** begin STORED DATA **
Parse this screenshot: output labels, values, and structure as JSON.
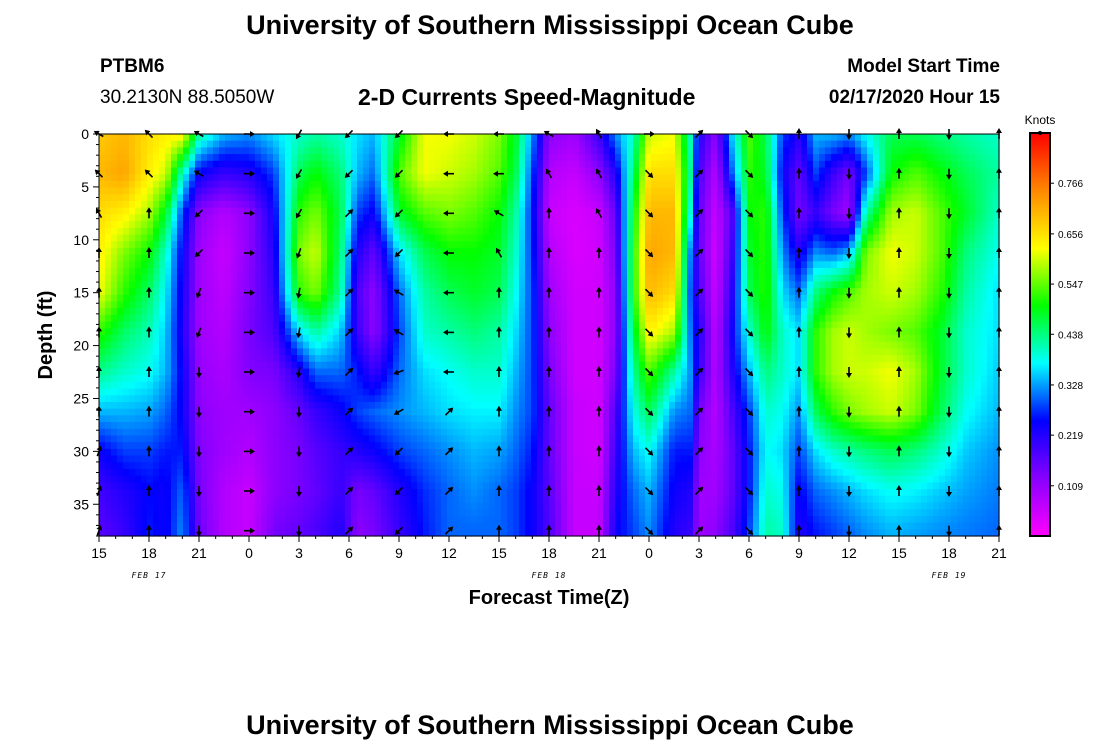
{
  "header": {
    "title_top": "University of Southern Mississippi Ocean Cube",
    "title_bottom": "University of Southern Mississippi Ocean Cube",
    "station_id": "PTBM6",
    "station_coords": "30.2130N 88.5050W",
    "chart_title": "2-D Currents Speed-Magnitude",
    "model_start_label": "Model Start Time",
    "model_start_value": "02/17/2020 Hour 15"
  },
  "chart_data": {
    "type": "heatmap",
    "title": "2-D Currents Speed-Magnitude",
    "xlabel": "Forecast Time(Z)",
    "ylabel": "Depth (ft)",
    "x_tick_labels": [
      "15",
      "18",
      "21",
      "0",
      "3",
      "6",
      "9",
      "12",
      "15",
      "18",
      "21",
      "0",
      "3",
      "6",
      "9",
      "12",
      "15",
      "18",
      "21"
    ],
    "date_labels": [
      {
        "label": "FEB 17",
        "x_hours": 3
      },
      {
        "label": "FEB 18",
        "x_hours": 27
      },
      {
        "label": "FEB 19",
        "x_hours": 51
      }
    ],
    "xlim_hours": [
      0,
      54
    ],
    "y_ticks": [
      0,
      5,
      10,
      15,
      20,
      25,
      30,
      35
    ],
    "ylim": [
      0,
      38
    ],
    "y_inverted": true,
    "colorbar": {
      "unit": "Knots",
      "ticks": [
        "0.766",
        "0.656",
        "0.547",
        "0.438",
        "0.328",
        "0.219",
        "0.109"
      ],
      "tick_values": [
        0.766,
        0.656,
        0.547,
        0.438,
        0.328,
        0.219,
        0.109
      ],
      "range": [
        0,
        0.875
      ],
      "colors": [
        "#ff00ff",
        "#8800ff",
        "#0000ff",
        "#00ffff",
        "#00ff00",
        "#ffff00",
        "#ff8800",
        "#ff0000"
      ]
    },
    "arrow_depths": [
      0,
      3.75,
      7.5,
      11.25,
      15,
      18.75,
      22.5,
      26.25,
      30,
      33.75,
      37.5
    ],
    "speed_profiles": [
      {
        "x_hours": 0,
        "speeds": [
          0.68,
          0.7,
          0.66,
          0.64,
          0.62,
          0.52,
          0.43,
          0.34,
          0.24,
          0.19,
          0.17
        ]
      },
      {
        "x_hours": 1.5,
        "speeds": [
          0.7,
          0.72,
          0.64,
          0.56,
          0.52,
          0.45,
          0.4,
          0.34,
          0.28,
          0.22,
          0.2
        ]
      },
      {
        "x_hours": 3,
        "speeds": [
          0.66,
          0.64,
          0.58,
          0.5,
          0.45,
          0.41,
          0.38,
          0.33,
          0.28,
          0.25,
          0.26
        ]
      },
      {
        "x_hours": 4,
        "speeds": [
          0.64,
          0.6,
          0.48,
          0.4,
          0.37,
          0.35,
          0.34,
          0.3,
          0.26,
          0.24,
          0.24
        ]
      },
      {
        "x_hours": 5,
        "speeds": [
          0.64,
          0.4,
          0.28,
          0.24,
          0.23,
          0.22,
          0.24,
          0.24,
          0.26,
          0.3,
          0.32
        ]
      },
      {
        "x_hours": 6,
        "speeds": [
          0.42,
          0.24,
          0.12,
          0.1,
          0.1,
          0.1,
          0.11,
          0.12,
          0.13,
          0.14,
          0.15
        ]
      },
      {
        "x_hours": 7.5,
        "speeds": [
          0.34,
          0.2,
          0.08,
          0.06,
          0.07,
          0.08,
          0.09,
          0.1,
          0.1,
          0.08,
          0.08
        ]
      },
      {
        "x_hours": 9,
        "speeds": [
          0.32,
          0.22,
          0.12,
          0.12,
          0.13,
          0.14,
          0.13,
          0.1,
          0.08,
          0.06,
          0.06
        ]
      },
      {
        "x_hours": 10.5,
        "speeds": [
          0.36,
          0.28,
          0.24,
          0.22,
          0.2,
          0.18,
          0.14,
          0.12,
          0.12,
          0.12,
          0.14
        ]
      },
      {
        "x_hours": 12,
        "speeds": [
          0.4,
          0.46,
          0.52,
          0.56,
          0.52,
          0.36,
          0.22,
          0.16,
          0.14,
          0.14,
          0.16
        ]
      },
      {
        "x_hours": 13,
        "speeds": [
          0.42,
          0.5,
          0.56,
          0.6,
          0.56,
          0.42,
          0.3,
          0.2,
          0.17,
          0.16,
          0.18
        ]
      },
      {
        "x_hours": 14.5,
        "speeds": [
          0.4,
          0.44,
          0.46,
          0.44,
          0.42,
          0.35,
          0.3,
          0.24,
          0.2,
          0.2,
          0.22
        ]
      },
      {
        "x_hours": 15.5,
        "speeds": [
          0.36,
          0.34,
          0.28,
          0.22,
          0.18,
          0.2,
          0.26,
          0.28,
          0.22,
          0.14,
          0.12
        ]
      },
      {
        "x_hours": 16.5,
        "speeds": [
          0.34,
          0.3,
          0.24,
          0.16,
          0.12,
          0.12,
          0.2,
          0.3,
          0.24,
          0.16,
          0.14
        ]
      },
      {
        "x_hours": 18,
        "speeds": [
          0.48,
          0.54,
          0.48,
          0.36,
          0.3,
          0.28,
          0.3,
          0.32,
          0.28,
          0.22,
          0.2
        ]
      },
      {
        "x_hours": 19.5,
        "speeds": [
          0.62,
          0.62,
          0.54,
          0.46,
          0.42,
          0.4,
          0.36,
          0.34,
          0.3,
          0.27,
          0.26
        ]
      },
      {
        "x_hours": 21,
        "speeds": [
          0.62,
          0.6,
          0.56,
          0.5,
          0.46,
          0.42,
          0.38,
          0.36,
          0.32,
          0.3,
          0.3
        ]
      },
      {
        "x_hours": 22.5,
        "speeds": [
          0.6,
          0.58,
          0.54,
          0.5,
          0.48,
          0.44,
          0.4,
          0.37,
          0.34,
          0.32,
          0.3
        ]
      },
      {
        "x_hours": 24,
        "speeds": [
          0.56,
          0.54,
          0.5,
          0.48,
          0.46,
          0.42,
          0.4,
          0.37,
          0.33,
          0.3,
          0.3
        ]
      },
      {
        "x_hours": 25,
        "speeds": [
          0.48,
          0.46,
          0.42,
          0.4,
          0.38,
          0.36,
          0.34,
          0.32,
          0.3,
          0.28,
          0.28
        ]
      },
      {
        "x_hours": 26,
        "speeds": [
          0.32,
          0.28,
          0.26,
          0.27,
          0.28,
          0.28,
          0.28,
          0.28,
          0.26,
          0.24,
          0.24
        ]
      },
      {
        "x_hours": 27,
        "speeds": [
          0.12,
          0.08,
          0.06,
          0.08,
          0.1,
          0.12,
          0.14,
          0.16,
          0.16,
          0.17,
          0.18
        ]
      },
      {
        "x_hours": 28.5,
        "speeds": [
          0.1,
          0.06,
          0.04,
          0.04,
          0.05,
          0.05,
          0.05,
          0.06,
          0.06,
          0.06,
          0.06
        ]
      },
      {
        "x_hours": 30,
        "speeds": [
          0.2,
          0.12,
          0.06,
          0.05,
          0.05,
          0.05,
          0.05,
          0.05,
          0.05,
          0.06,
          0.06
        ]
      },
      {
        "x_hours": 31,
        "speeds": [
          0.32,
          0.22,
          0.16,
          0.14,
          0.12,
          0.12,
          0.14,
          0.18,
          0.2,
          0.22,
          0.24
        ]
      },
      {
        "x_hours": 32,
        "speeds": [
          0.4,
          0.44,
          0.48,
          0.5,
          0.5,
          0.46,
          0.42,
          0.38,
          0.34,
          0.3,
          0.28
        ]
      },
      {
        "x_hours": 33,
        "speeds": [
          0.6,
          0.66,
          0.7,
          0.72,
          0.7,
          0.64,
          0.54,
          0.46,
          0.38,
          0.34,
          0.32
        ]
      },
      {
        "x_hours": 34.5,
        "speeds": [
          0.62,
          0.66,
          0.7,
          0.7,
          0.66,
          0.58,
          0.42,
          0.32,
          0.26,
          0.24,
          0.22
        ]
      },
      {
        "x_hours": 35.5,
        "speeds": [
          0.4,
          0.42,
          0.38,
          0.3,
          0.28,
          0.3,
          0.32,
          0.3,
          0.26,
          0.22,
          0.2
        ]
      },
      {
        "x_hours": 36,
        "speeds": [
          0.22,
          0.18,
          0.16,
          0.16,
          0.18,
          0.22,
          0.2,
          0.14,
          0.12,
          0.1,
          0.1
        ]
      },
      {
        "x_hours": 37,
        "speeds": [
          0.12,
          0.08,
          0.06,
          0.05,
          0.06,
          0.07,
          0.08,
          0.08,
          0.09,
          0.1,
          0.12
        ]
      },
      {
        "x_hours": 38,
        "speeds": [
          0.36,
          0.3,
          0.18,
          0.2,
          0.22,
          0.24,
          0.22,
          0.18,
          0.16,
          0.16,
          0.18
        ]
      },
      {
        "x_hours": 39,
        "speeds": [
          0.54,
          0.52,
          0.5,
          0.48,
          0.46,
          0.4,
          0.34,
          0.28,
          0.26,
          0.26,
          0.28
        ]
      },
      {
        "x_hours": 40,
        "speeds": [
          0.46,
          0.48,
          0.52,
          0.52,
          0.52,
          0.5,
          0.44,
          0.4,
          0.38,
          0.4,
          0.42
        ]
      },
      {
        "x_hours": 41,
        "speeds": [
          0.28,
          0.24,
          0.28,
          0.32,
          0.36,
          0.4,
          0.4,
          0.38,
          0.36,
          0.38,
          0.4
        ]
      },
      {
        "x_hours": 42,
        "speeds": [
          0.22,
          0.16,
          0.14,
          0.22,
          0.3,
          0.36,
          0.36,
          0.32,
          0.28,
          0.24,
          0.22
        ]
      },
      {
        "x_hours": 43,
        "speeds": [
          0.34,
          0.28,
          0.2,
          0.32,
          0.44,
          0.52,
          0.52,
          0.46,
          0.36,
          0.3,
          0.26
        ]
      },
      {
        "x_hours": 44,
        "speeds": [
          0.34,
          0.2,
          0.14,
          0.3,
          0.5,
          0.58,
          0.58,
          0.52,
          0.4,
          0.32,
          0.28
        ]
      },
      {
        "x_hours": 45,
        "speeds": [
          0.32,
          0.14,
          0.1,
          0.34,
          0.54,
          0.6,
          0.6,
          0.56,
          0.42,
          0.34,
          0.3
        ]
      },
      {
        "x_hours": 46,
        "speeds": [
          0.38,
          0.28,
          0.42,
          0.56,
          0.58,
          0.58,
          0.6,
          0.58,
          0.44,
          0.36,
          0.32
        ]
      },
      {
        "x_hours": 47.5,
        "speeds": [
          0.46,
          0.5,
          0.58,
          0.62,
          0.6,
          0.56,
          0.62,
          0.6,
          0.46,
          0.38,
          0.34
        ]
      },
      {
        "x_hours": 49,
        "speeds": [
          0.46,
          0.54,
          0.6,
          0.6,
          0.58,
          0.54,
          0.58,
          0.56,
          0.44,
          0.37,
          0.33
        ]
      },
      {
        "x_hours": 50.5,
        "speeds": [
          0.44,
          0.5,
          0.54,
          0.54,
          0.52,
          0.48,
          0.48,
          0.46,
          0.4,
          0.35,
          0.32
        ]
      },
      {
        "x_hours": 52,
        "speeds": [
          0.42,
          0.46,
          0.48,
          0.44,
          0.42,
          0.4,
          0.4,
          0.38,
          0.35,
          0.33,
          0.31
        ]
      },
      {
        "x_hours": 54,
        "speeds": [
          0.4,
          0.42,
          0.4,
          0.38,
          0.36,
          0.36,
          0.35,
          0.34,
          0.32,
          0.31,
          0.3
        ]
      }
    ],
    "arrow_columns": [
      {
        "x_hours": 0,
        "angles": [
          300,
          315,
          330,
          0,
          0,
          0,
          0,
          0,
          20,
          20,
          20
        ]
      },
      {
        "x_hours": 3,
        "angles": [
          315,
          315,
          0,
          0,
          0,
          0,
          0,
          0,
          0,
          0,
          0
        ]
      },
      {
        "x_hours": 6,
        "angles": [
          300,
          300,
          225,
          225,
          200,
          200,
          180,
          180,
          180,
          180,
          180
        ]
      },
      {
        "x_hours": 9,
        "angles": [
          90,
          90,
          90,
          90,
          90,
          90,
          90,
          90,
          90,
          90,
          90
        ]
      },
      {
        "x_hours": 12,
        "angles": [
          210,
          210,
          210,
          200,
          190,
          190,
          190,
          180,
          180,
          180,
          180
        ]
      },
      {
        "x_hours": 15,
        "angles": [
          225,
          225,
          45,
          45,
          45,
          45,
          45,
          45,
          45,
          45,
          45
        ]
      },
      {
        "x_hours": 18,
        "angles": [
          225,
          225,
          225,
          225,
          300,
          300,
          250,
          240,
          225,
          225,
          225
        ]
      },
      {
        "x_hours": 21,
        "angles": [
          270,
          270,
          270,
          270,
          270,
          270,
          270,
          45,
          45,
          45,
          45
        ]
      },
      {
        "x_hours": 24,
        "angles": [
          270,
          270,
          300,
          330,
          0,
          0,
          0,
          0,
          0,
          0,
          0
        ]
      },
      {
        "x_hours": 27,
        "angles": [
          300,
          330,
          0,
          0,
          0,
          0,
          0,
          0,
          0,
          0,
          0
        ]
      },
      {
        "x_hours": 30,
        "angles": [
          330,
          330,
          330,
          0,
          0,
          0,
          0,
          0,
          0,
          0,
          0
        ]
      },
      {
        "x_hours": 33,
        "angles": [
          90,
          135,
          135,
          135,
          135,
          135,
          135,
          135,
          135,
          135,
          135
        ]
      },
      {
        "x_hours": 36,
        "angles": [
          45,
          45,
          45,
          45,
          45,
          45,
          45,
          45,
          45,
          45,
          45
        ]
      },
      {
        "x_hours": 39,
        "angles": [
          135,
          135,
          135,
          135,
          135,
          135,
          135,
          135,
          135,
          135,
          135
        ]
      },
      {
        "x_hours": 42,
        "angles": [
          0,
          0,
          0,
          0,
          0,
          0,
          0,
          0,
          0,
          0,
          0
        ]
      },
      {
        "x_hours": 45,
        "angles": [
          180,
          180,
          180,
          180,
          180,
          180,
          180,
          180,
          180,
          180,
          180
        ]
      },
      {
        "x_hours": 48,
        "angles": [
          0,
          0,
          0,
          0,
          0,
          0,
          0,
          0,
          0,
          0,
          0
        ]
      },
      {
        "x_hours": 51,
        "angles": [
          180,
          180,
          180,
          180,
          180,
          180,
          180,
          180,
          180,
          180,
          180
        ]
      },
      {
        "x_hours": 54,
        "angles": [
          0,
          0,
          0,
          0,
          0,
          0,
          0,
          0,
          0,
          0,
          0
        ]
      }
    ]
  }
}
** end STORED DATA **
▶ **TASK INSTRUCTIONS**
Report only the number of lines that hold the word "Time".

▶ **SOLUTION TO THIS TASK**
2